> What is required
In the data below, find every line with the word "Alla" and copy it out.

(Available data Opens)

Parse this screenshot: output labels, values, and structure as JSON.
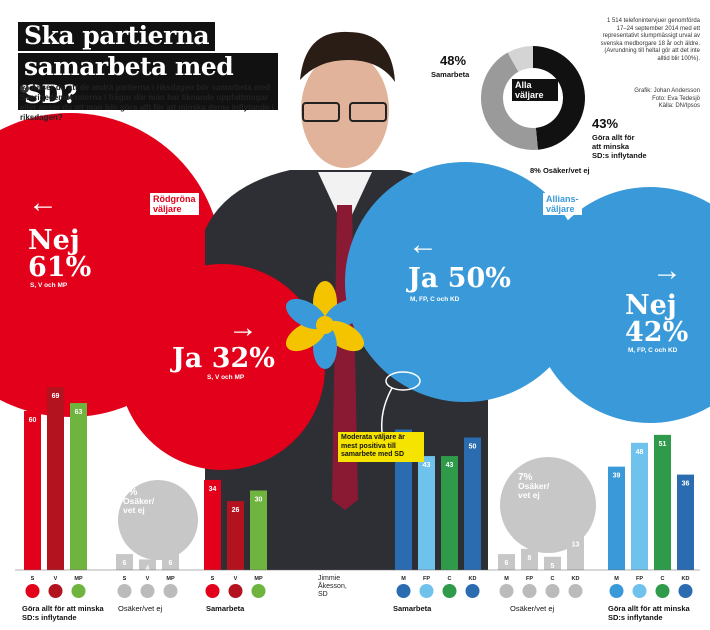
{
  "header": {
    "title_line1": "Ska partierna",
    "title_line2": "samarbeta med SD?",
    "question_icon": "question-icon",
    "question": "Anser du att de andra partierna i riksdagen bör samarbeta med Sverigedemokraterna i frågor där man har liknande uppfattningar eller anser du att man bör göra allt för att minska deras inflytande i riksdagen?"
  },
  "methodology": "1 514 telefonintervjuer genomförda 17–24 september 2014 med ett representativt slumpmässigt urval av svenska medborgare 18 år och äldre. (Avrundning till heltal gör att det inte alltid blir 100%).",
  "credits": [
    "Grafik: Johan Andersson",
    "Foto: Eva Tedesjö",
    "Källa: DN/Ipsos"
  ],
  "colors": {
    "red": "#e2001a",
    "red_dark": "#b3121f",
    "green": "#6fb43f",
    "blue": "#3a9ad9",
    "blue_light": "#6ec2ec",
    "green_c": "#2e9a4a",
    "blue_dark": "#2b6cb0",
    "grey": "#c7c7c7",
    "black": "#111111"
  },
  "portrait": {
    "name_line1": "Jimmie",
    "name_line2": "Åkesson,",
    "name_line3": "SD"
  },
  "callout": "Moderata väljare är mest positiva till samarbete med SD",
  "chart_data": [
    {
      "type": "pie",
      "title": "Alla väljare",
      "categories": [
        "Samarbeta",
        "Göra allt för att minska SD:s inflytande",
        "Osäker/vet ej"
      ],
      "values": [
        48,
        43,
        8
      ],
      "value_labels": [
        "48%",
        "43%",
        "8%"
      ],
      "colors": [
        "#111111",
        "#9a9a9a",
        "#d4d4d4"
      ]
    },
    {
      "type": "bar",
      "title": "Rödgröna väljare",
      "categories": [
        "S",
        "V",
        "MP"
      ],
      "series": [
        {
          "name": "Göra allt för att minska SD:s inflytande",
          "values": [
            60,
            69,
            63
          ]
        },
        {
          "name": "Osäker/vet ej",
          "values": [
            6,
            4,
            6
          ]
        },
        {
          "name": "Samarbeta",
          "values": [
            34,
            26,
            30
          ]
        }
      ],
      "summary": {
        "Nej": "61%",
        "Ja": "32%",
        "Osäker/vet ej": "6%"
      },
      "summary_sub": "S, V och MP"
    },
    {
      "type": "bar",
      "title": "Allians-väljare",
      "categories": [
        "M",
        "FP",
        "C",
        "KD"
      ],
      "series": [
        {
          "name": "Samarbeta",
          "values": [
            53,
            43,
            43,
            50
          ]
        },
        {
          "name": "Osäker/vet ej",
          "values": [
            6,
            8,
            5,
            13
          ]
        },
        {
          "name": "Göra allt för att minska SD:s inflytande",
          "values": [
            39,
            48,
            51,
            36
          ]
        }
      ],
      "summary": {
        "Ja": "50%",
        "Nej": "42%",
        "Osäker/vet ej": "7%"
      },
      "summary_sub": "M, FP, C och KD"
    }
  ],
  "labels": {
    "alla_valjare": "Alla väljare",
    "samarbeta_pct": "48%",
    "samarbeta": "Samarbeta",
    "minska_pct": "43%",
    "minska_line1": "Göra allt för",
    "minska_line2": "att minska",
    "minska_line3": "SD:s inflytande",
    "osaker_pct": "8%",
    "osaker": "Osäker/vet ej",
    "rodgrona_line1": "Rödgröna",
    "rodgrona_line2": "väljare",
    "allians_line1": "Allians-",
    "allians_line2": "väljare",
    "nej": "Nej",
    "nej_red_pct": "61%",
    "red_parties": "S, V och MP",
    "ja": "Ja",
    "ja_red_pct": "32%",
    "ja_blue": "Ja 50%",
    "blue_parties": "M, FP, C och KD",
    "nej_blue_pct": "42%",
    "osaker_red_pct": "6%",
    "osaker_blue_pct": "7%",
    "osaker_line1": "Osäker/",
    "osaker_line2": "vet ej",
    "arrow_left": "←",
    "arrow_right": "→",
    "bottom_minska_line1": "Göra allt för att minska",
    "bottom_minska_line2": "SD:s inflytande",
    "bottom_osaker": "Osäker/vet ej",
    "bottom_samarbeta": "Samarbeta"
  }
}
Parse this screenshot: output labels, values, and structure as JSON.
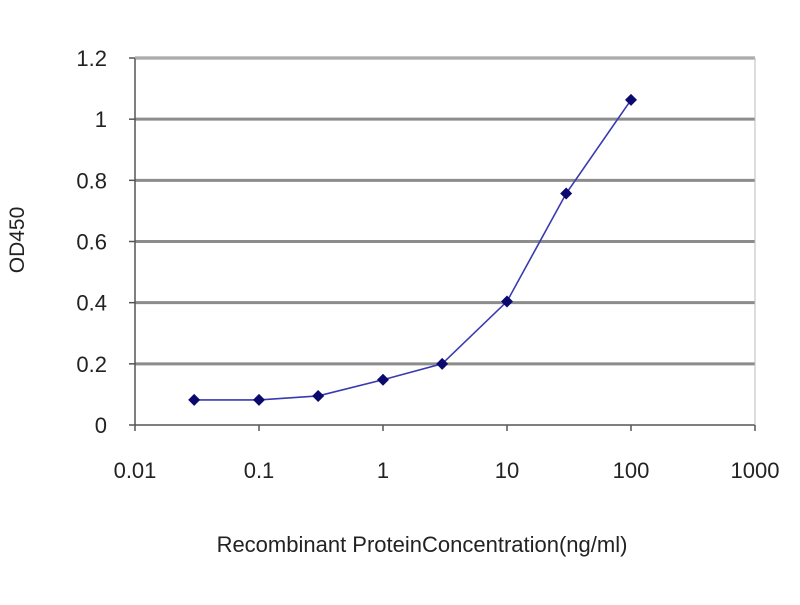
{
  "chart_data": {
    "type": "line",
    "title": "",
    "xlabel": "Recombinant ProteinConcentration(ng/ml)",
    "ylabel": "OD450",
    "x_scale": "log",
    "xlim": [
      0.01,
      1000
    ],
    "ylim": [
      0,
      1.2
    ],
    "x_ticks": [
      "0.01",
      "0.1",
      "1",
      "10",
      "100",
      "1000"
    ],
    "y_ticks": [
      "0",
      "0.2",
      "0.4",
      "0.6",
      "0.8",
      "1",
      "1.2"
    ],
    "grid": "horizontal",
    "legend": "none",
    "series": [
      {
        "x": [
          0.03,
          0.1,
          0.3,
          1,
          3,
          10,
          30,
          100
        ],
        "y": [
          0.082,
          0.082,
          0.095,
          0.148,
          0.2,
          0.404,
          0.757,
          1.063
        ]
      }
    ],
    "colors": {
      "line": "#3a3ab0",
      "marker": "#0a0a6e",
      "grid": "#8c8c8c",
      "axis": "#555555"
    }
  }
}
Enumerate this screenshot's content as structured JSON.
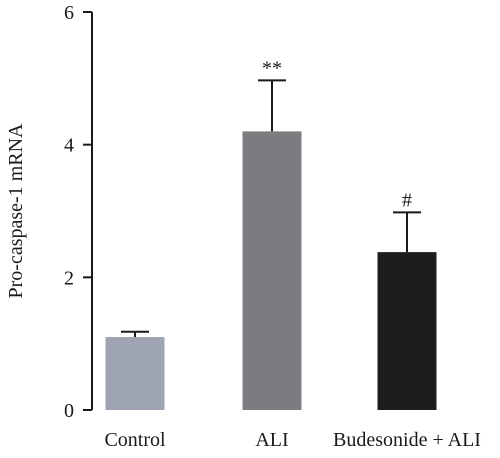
{
  "chart_data": {
    "type": "bar",
    "ylabel": "Pro-caspase-1 mRNA",
    "ylim": [
      0,
      6
    ],
    "yticks": [
      "0",
      "2",
      "4",
      "6"
    ],
    "grid": false,
    "categories": [
      "Control",
      "ALI",
      "Budesonide + ALI"
    ],
    "values": [
      1.1,
      4.2,
      2.38
    ],
    "errors": [
      0.08,
      0.77,
      0.6
    ],
    "annotations": [
      "",
      "**",
      "#"
    ],
    "colors": [
      "#9ea4b2",
      "#7b7c7f",
      "#1e1c1d"
    ]
  }
}
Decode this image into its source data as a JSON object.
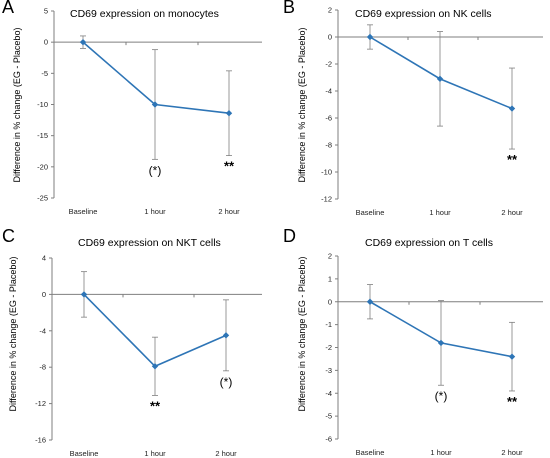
{
  "chart_data": [
    {
      "type": "line",
      "panel_letter": "A",
      "title": "CD69 expression on monocytes",
      "ylabel": "Difference in % change (EG - Placebo)",
      "xlabel": "",
      "categories": [
        "Baseline",
        "1 hour",
        "2 hour"
      ],
      "series": [
        {
          "values": [
            0,
            -10,
            -11.4
          ],
          "errors": [
            1.0,
            8.8,
            6.8
          ]
        }
      ],
      "significance": [
        "",
        "(*)",
        "**"
      ],
      "ylim": [
        -25,
        5
      ],
      "yticks": [
        5,
        0,
        -5,
        -10,
        -15,
        -20,
        -25
      ],
      "ytick_labels": [
        "5",
        "0",
        "-5",
        "-10",
        "-15",
        "-20",
        "-25"
      ],
      "line_color": "#2E75B6",
      "grid": false
    },
    {
      "type": "line",
      "panel_letter": "B",
      "title": "CD69 expression on NK cells",
      "ylabel": "Difference in % change (EG - Placebo)",
      "xlabel": "",
      "categories": [
        "Baseline",
        "1 hour",
        "2 hour"
      ],
      "series": [
        {
          "values": [
            0,
            -3.1,
            -5.3
          ],
          "errors": [
            0.9,
            3.5,
            3.0
          ]
        }
      ],
      "significance": [
        "",
        "",
        "**"
      ],
      "ylim": [
        -12,
        2
      ],
      "yticks": [
        2,
        0,
        -2,
        -4,
        -6,
        -8,
        -10,
        -12
      ],
      "ytick_labels": [
        "2",
        "0",
        "-2",
        "-4",
        "-6",
        "-8",
        "-10",
        "-12"
      ],
      "line_color": "#2E75B6",
      "grid": false
    },
    {
      "type": "line",
      "panel_letter": "C",
      "title": "CD69 expression on NKT cells",
      "ylabel": "Difference in % change (EG - Placebo)",
      "xlabel": "",
      "categories": [
        "Baseline",
        "1 hour",
        "2 hour"
      ],
      "series": [
        {
          "values": [
            0,
            -7.9,
            -4.5
          ],
          "errors": [
            2.5,
            3.2,
            3.9
          ]
        }
      ],
      "significance": [
        "",
        "**",
        "(*)"
      ],
      "ylim": [
        -16,
        4
      ],
      "yticks": [
        4,
        0,
        -4,
        -8,
        -12,
        -16
      ],
      "ytick_labels": [
        "4",
        "0",
        "-4",
        "-8",
        "-12",
        "-16"
      ],
      "line_color": "#2E75B6",
      "grid": false
    },
    {
      "type": "line",
      "panel_letter": "D",
      "title": "CD69 expression on T cells",
      "ylabel": "Difference in % change (EG - Placebo)",
      "xlabel": "",
      "categories": [
        "Baseline",
        "1 hour",
        "2 hour"
      ],
      "series": [
        {
          "values": [
            0,
            -1.8,
            -2.4
          ],
          "errors": [
            0.75,
            1.85,
            1.5
          ]
        }
      ],
      "significance": [
        "",
        "(*)",
        "**"
      ],
      "ylim": [
        -6,
        2
      ],
      "yticks": [
        2,
        1,
        0,
        -1,
        -2,
        -3,
        -4,
        -5,
        -6
      ],
      "ytick_labels": [
        "2",
        "1",
        "0",
        "-1",
        "-2",
        "-3",
        "-4",
        "-5",
        "-6"
      ],
      "line_color": "#2E75B6",
      "grid": false
    }
  ]
}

(Available data Closes)

> Your response
      "title": "Alla väljare",
    "alla_valjare": "Alla väljare",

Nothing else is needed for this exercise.